GIVEN INFORMATION:

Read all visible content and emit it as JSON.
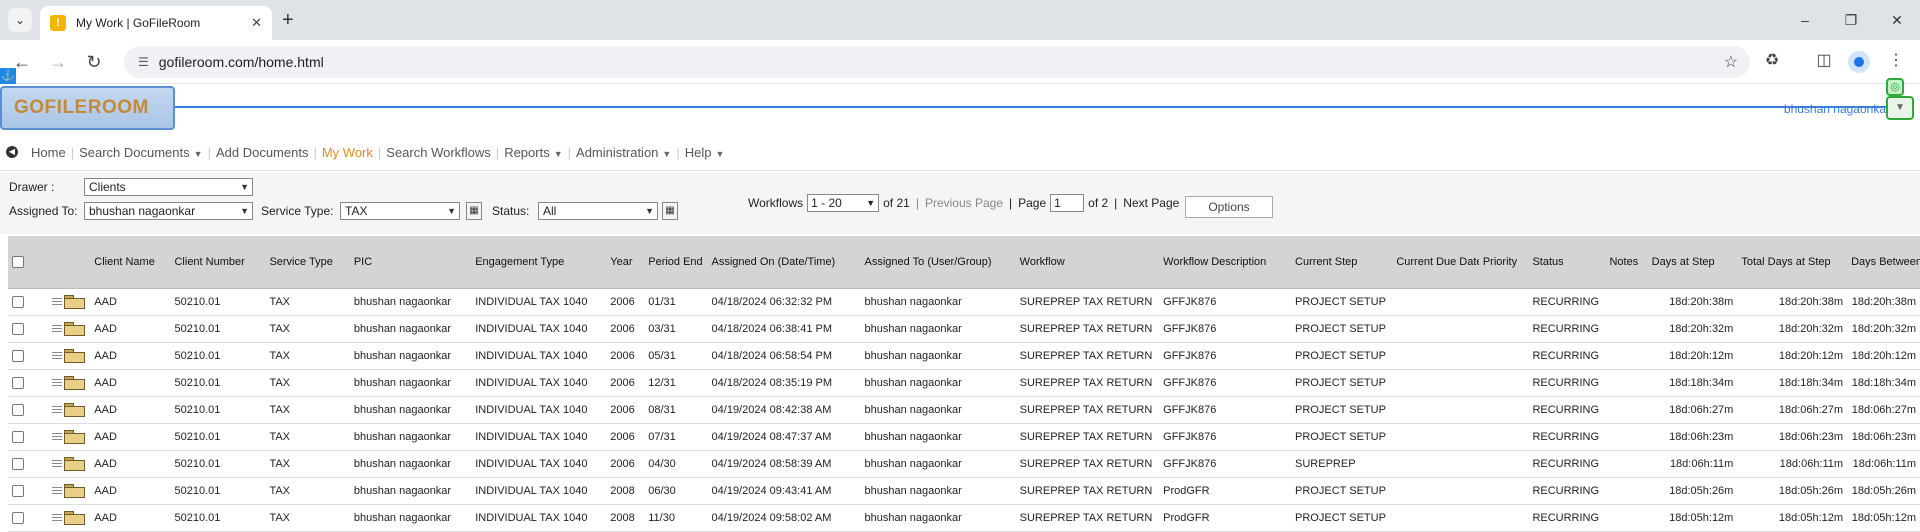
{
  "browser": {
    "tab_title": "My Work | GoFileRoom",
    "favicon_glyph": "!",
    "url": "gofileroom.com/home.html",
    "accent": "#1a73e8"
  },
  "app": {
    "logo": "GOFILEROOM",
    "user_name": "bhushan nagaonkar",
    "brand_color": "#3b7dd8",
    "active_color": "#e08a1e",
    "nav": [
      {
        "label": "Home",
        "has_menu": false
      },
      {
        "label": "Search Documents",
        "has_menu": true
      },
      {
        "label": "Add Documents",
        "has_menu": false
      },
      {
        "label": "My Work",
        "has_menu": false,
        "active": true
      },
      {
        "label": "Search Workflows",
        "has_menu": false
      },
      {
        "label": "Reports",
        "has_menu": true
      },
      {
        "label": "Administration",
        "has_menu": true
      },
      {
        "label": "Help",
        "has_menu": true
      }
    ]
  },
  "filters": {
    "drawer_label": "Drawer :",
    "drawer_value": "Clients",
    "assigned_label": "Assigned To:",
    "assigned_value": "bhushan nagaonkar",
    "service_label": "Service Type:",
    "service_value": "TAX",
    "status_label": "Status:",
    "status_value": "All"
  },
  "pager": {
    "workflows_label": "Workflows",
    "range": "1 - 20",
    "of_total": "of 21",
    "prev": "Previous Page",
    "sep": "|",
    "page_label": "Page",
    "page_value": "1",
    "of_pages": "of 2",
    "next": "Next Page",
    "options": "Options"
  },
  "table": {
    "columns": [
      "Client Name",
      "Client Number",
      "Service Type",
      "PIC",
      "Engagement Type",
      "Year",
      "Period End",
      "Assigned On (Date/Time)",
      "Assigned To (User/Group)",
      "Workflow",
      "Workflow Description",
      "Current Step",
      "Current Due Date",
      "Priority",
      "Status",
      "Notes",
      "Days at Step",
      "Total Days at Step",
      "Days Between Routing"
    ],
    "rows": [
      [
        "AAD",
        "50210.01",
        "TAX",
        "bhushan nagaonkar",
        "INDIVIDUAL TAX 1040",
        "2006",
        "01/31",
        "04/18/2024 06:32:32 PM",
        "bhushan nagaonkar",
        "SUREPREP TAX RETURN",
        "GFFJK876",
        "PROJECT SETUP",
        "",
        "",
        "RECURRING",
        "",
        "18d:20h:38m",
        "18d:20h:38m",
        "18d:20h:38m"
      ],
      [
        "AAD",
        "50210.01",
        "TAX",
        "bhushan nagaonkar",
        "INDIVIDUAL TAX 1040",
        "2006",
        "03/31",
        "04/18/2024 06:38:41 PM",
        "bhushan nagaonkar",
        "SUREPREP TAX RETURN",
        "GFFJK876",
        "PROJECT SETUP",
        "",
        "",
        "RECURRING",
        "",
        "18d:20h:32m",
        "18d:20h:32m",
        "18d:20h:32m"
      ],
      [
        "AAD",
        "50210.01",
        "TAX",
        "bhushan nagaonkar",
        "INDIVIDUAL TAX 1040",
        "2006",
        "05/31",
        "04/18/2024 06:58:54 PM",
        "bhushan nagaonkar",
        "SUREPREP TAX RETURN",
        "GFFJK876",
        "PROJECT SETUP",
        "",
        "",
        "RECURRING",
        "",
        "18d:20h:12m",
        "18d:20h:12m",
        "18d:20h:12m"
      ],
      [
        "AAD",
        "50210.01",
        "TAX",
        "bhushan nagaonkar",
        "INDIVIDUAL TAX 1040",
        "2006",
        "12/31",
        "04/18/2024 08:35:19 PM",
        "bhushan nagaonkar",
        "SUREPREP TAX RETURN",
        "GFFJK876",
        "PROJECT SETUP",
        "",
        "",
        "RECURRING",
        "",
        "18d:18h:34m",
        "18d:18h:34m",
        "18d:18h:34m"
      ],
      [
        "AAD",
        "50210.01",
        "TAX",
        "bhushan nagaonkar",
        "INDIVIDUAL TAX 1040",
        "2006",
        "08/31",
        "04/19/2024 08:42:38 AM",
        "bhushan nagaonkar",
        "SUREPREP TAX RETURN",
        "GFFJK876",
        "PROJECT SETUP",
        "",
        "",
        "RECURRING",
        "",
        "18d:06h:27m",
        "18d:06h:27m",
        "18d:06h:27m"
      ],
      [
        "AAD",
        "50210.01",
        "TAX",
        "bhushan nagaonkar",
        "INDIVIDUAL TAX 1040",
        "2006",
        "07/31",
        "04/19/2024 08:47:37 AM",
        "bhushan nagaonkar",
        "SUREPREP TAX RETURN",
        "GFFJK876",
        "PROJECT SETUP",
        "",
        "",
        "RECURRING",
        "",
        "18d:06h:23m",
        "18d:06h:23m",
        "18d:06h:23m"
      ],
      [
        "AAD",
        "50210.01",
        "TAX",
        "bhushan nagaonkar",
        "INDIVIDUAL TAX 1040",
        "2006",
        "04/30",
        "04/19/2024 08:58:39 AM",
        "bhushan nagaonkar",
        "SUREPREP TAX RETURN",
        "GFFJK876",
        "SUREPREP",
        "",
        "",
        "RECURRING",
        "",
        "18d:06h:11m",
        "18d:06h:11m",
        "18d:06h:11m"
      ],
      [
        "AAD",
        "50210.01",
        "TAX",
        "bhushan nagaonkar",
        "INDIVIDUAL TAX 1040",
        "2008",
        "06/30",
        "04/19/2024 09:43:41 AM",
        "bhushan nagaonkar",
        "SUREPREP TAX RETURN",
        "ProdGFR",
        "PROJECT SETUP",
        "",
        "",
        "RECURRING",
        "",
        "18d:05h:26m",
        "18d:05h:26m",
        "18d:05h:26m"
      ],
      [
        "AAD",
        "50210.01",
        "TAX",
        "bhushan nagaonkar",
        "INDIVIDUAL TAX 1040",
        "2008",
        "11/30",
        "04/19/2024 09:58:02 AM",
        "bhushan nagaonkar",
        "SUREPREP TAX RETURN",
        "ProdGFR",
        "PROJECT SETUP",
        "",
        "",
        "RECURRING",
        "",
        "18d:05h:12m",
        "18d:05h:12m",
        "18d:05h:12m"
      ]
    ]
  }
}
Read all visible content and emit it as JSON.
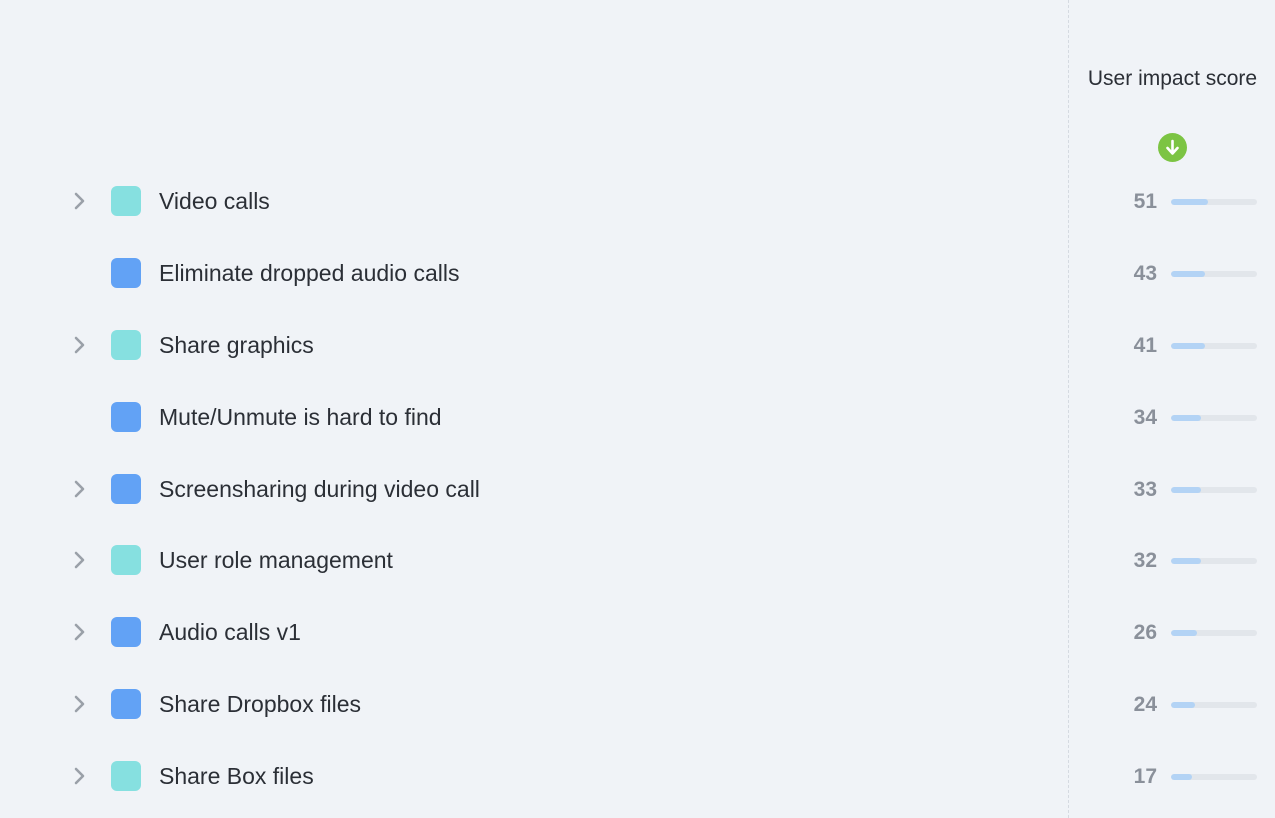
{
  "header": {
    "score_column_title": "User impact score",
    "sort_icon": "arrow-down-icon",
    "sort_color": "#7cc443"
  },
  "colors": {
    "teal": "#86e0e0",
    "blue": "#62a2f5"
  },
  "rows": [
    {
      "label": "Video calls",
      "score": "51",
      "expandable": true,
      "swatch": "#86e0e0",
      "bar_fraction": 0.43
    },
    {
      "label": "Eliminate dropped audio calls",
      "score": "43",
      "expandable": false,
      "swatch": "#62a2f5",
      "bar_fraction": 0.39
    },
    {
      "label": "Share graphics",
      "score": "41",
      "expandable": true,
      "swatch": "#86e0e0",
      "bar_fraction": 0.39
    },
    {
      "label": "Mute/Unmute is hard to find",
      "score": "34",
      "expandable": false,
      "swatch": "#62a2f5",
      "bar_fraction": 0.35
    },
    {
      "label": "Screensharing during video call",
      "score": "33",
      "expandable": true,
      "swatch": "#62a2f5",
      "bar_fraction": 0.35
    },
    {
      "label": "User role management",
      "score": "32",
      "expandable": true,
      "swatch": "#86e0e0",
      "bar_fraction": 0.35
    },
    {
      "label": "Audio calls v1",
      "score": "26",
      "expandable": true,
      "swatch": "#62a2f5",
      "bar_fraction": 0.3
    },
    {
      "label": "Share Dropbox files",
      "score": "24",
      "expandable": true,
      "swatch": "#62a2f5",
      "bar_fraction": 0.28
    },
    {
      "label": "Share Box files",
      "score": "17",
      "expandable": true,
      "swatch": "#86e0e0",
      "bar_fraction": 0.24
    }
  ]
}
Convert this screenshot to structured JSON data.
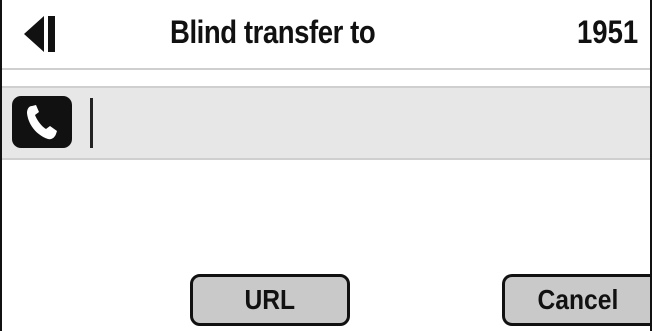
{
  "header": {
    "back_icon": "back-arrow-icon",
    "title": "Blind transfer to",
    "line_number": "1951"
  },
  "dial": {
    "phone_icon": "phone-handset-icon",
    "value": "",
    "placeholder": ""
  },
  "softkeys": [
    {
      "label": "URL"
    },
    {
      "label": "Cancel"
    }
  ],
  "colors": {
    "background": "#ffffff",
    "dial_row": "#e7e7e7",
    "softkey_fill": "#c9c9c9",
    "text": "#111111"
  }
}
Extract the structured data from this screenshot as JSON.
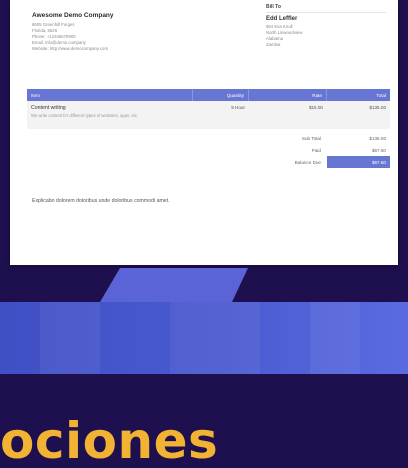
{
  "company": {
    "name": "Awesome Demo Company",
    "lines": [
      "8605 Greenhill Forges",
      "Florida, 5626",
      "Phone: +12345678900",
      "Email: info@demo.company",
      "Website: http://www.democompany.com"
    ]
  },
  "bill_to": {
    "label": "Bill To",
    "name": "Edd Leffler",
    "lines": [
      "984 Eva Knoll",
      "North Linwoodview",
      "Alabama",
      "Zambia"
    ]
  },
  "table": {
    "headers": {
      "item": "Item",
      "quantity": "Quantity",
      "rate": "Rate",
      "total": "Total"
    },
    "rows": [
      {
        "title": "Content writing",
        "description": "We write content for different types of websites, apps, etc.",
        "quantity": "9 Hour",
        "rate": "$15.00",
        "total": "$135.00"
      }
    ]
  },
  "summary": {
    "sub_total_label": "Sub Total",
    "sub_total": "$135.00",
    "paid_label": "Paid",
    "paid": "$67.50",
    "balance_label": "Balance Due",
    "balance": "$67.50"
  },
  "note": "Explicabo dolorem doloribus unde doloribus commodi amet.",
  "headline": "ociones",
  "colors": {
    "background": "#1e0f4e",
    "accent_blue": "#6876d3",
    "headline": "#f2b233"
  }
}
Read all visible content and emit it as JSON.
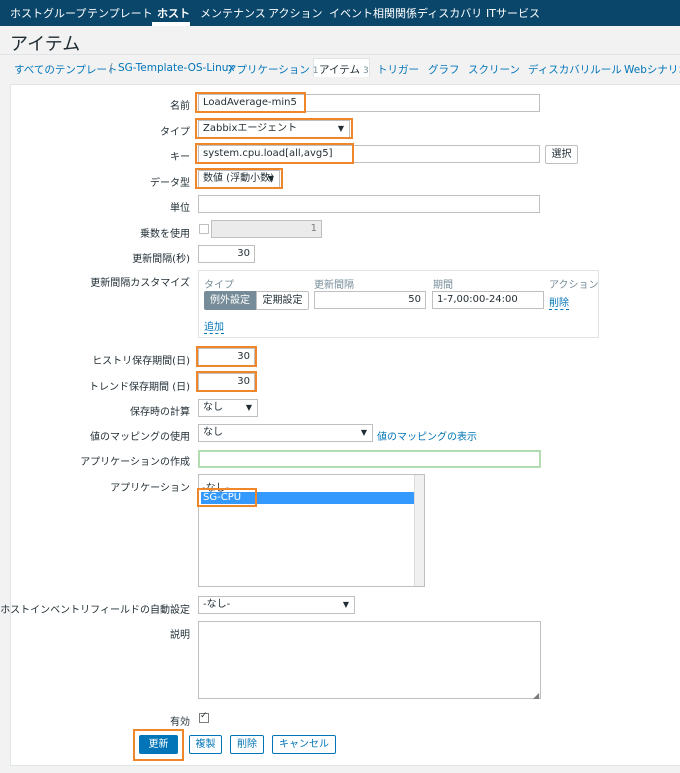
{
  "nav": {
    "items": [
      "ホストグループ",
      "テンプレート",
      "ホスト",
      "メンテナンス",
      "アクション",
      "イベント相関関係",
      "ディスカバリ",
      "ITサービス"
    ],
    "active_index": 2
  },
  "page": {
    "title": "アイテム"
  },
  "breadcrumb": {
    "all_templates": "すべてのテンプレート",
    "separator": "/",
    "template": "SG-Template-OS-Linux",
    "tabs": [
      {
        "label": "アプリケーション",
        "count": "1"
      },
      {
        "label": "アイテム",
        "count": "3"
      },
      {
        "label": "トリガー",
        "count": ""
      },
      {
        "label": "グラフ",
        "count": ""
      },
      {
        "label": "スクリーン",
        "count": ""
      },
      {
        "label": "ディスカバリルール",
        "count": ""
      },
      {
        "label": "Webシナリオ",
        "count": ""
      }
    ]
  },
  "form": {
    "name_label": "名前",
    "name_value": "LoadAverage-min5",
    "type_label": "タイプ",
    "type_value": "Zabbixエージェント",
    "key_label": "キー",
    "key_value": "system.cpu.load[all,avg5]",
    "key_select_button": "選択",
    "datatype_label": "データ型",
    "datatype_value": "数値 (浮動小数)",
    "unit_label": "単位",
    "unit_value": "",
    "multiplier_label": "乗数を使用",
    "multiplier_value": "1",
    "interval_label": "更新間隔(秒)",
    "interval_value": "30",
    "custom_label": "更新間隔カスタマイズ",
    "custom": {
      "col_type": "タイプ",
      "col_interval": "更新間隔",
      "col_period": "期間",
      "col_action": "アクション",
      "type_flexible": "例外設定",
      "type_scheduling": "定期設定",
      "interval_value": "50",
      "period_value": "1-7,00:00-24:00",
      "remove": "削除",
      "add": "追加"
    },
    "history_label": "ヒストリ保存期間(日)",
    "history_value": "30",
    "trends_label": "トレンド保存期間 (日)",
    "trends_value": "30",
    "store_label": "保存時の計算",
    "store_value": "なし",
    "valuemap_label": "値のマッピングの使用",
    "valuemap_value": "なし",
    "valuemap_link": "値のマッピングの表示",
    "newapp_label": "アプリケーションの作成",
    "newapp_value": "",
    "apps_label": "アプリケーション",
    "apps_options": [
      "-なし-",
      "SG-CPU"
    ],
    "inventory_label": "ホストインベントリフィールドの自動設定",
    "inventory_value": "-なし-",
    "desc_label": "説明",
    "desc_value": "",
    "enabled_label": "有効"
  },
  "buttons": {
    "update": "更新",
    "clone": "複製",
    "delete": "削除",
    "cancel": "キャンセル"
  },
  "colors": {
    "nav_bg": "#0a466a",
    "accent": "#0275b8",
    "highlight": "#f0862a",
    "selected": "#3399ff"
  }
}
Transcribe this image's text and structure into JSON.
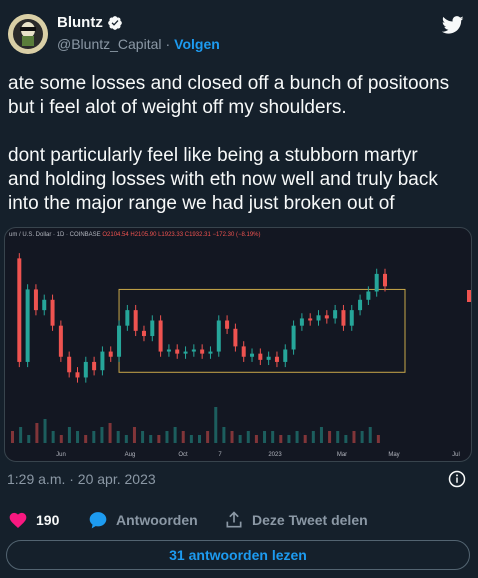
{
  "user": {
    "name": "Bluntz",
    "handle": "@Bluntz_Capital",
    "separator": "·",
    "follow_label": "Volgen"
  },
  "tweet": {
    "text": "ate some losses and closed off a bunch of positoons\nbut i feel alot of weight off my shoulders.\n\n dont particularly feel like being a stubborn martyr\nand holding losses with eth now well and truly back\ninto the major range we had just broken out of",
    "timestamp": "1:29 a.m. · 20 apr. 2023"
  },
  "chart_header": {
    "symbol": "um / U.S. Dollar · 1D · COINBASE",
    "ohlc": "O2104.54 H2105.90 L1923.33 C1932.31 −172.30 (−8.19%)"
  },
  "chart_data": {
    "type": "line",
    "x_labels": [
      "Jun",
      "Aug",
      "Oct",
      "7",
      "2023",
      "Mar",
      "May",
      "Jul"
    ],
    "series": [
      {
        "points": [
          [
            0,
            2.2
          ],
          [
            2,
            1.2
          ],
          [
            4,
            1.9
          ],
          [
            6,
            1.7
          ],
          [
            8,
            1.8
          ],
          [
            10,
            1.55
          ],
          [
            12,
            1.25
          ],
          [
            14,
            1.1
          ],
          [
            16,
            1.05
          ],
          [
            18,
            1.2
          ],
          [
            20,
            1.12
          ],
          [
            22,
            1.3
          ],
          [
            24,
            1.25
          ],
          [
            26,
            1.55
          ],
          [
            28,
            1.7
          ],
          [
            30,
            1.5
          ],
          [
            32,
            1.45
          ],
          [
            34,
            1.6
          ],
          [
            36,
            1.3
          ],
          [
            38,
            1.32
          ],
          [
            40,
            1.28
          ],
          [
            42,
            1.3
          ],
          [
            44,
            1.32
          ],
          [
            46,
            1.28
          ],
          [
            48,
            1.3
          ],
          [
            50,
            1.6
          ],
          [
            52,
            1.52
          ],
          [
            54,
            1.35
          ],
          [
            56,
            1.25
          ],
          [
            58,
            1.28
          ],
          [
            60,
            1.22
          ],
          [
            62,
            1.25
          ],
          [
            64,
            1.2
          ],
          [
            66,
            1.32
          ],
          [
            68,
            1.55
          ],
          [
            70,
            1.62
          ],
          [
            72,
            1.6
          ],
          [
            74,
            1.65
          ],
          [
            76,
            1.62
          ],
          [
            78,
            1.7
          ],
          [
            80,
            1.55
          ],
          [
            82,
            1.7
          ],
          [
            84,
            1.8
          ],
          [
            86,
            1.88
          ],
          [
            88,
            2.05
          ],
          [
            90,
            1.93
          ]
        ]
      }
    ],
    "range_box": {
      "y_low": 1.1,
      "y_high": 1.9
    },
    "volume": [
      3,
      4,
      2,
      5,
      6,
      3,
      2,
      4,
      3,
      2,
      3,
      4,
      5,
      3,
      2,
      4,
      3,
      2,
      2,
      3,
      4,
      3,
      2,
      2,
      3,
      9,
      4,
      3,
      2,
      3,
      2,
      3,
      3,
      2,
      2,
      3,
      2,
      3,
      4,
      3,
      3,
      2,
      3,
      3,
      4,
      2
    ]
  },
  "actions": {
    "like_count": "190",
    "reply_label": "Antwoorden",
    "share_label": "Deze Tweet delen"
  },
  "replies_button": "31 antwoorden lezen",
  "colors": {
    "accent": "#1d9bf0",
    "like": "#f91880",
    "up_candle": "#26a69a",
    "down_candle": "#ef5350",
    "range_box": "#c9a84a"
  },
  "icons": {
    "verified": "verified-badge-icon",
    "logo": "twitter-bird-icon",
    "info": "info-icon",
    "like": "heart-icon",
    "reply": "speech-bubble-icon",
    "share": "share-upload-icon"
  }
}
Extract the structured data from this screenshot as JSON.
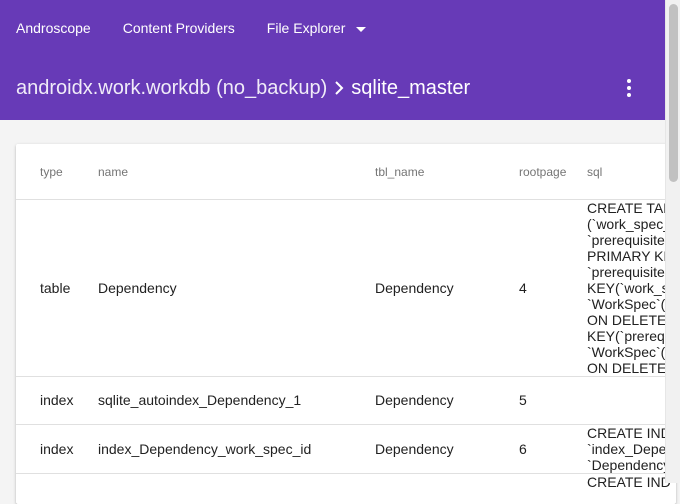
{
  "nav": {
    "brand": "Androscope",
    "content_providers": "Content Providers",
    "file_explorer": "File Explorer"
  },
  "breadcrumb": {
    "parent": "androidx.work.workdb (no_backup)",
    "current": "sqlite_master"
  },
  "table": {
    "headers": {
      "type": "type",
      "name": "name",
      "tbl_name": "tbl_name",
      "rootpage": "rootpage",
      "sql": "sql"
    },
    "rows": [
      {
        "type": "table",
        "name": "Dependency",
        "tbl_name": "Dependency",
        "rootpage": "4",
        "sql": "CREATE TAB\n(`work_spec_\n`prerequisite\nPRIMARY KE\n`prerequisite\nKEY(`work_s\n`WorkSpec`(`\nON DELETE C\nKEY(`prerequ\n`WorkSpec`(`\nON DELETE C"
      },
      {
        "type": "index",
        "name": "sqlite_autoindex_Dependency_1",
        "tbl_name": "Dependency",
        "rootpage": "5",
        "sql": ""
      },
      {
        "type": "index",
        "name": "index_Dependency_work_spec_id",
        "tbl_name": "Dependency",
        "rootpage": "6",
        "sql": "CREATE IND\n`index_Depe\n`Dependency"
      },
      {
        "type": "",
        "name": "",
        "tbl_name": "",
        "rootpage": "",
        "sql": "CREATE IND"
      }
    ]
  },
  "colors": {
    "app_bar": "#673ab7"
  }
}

WRITTEN TASK:
Go through the material line by line. Show each line that contains the string "background".

THE RESULT:
    "background": "#ffffff",
    "background": "#1e0f4e",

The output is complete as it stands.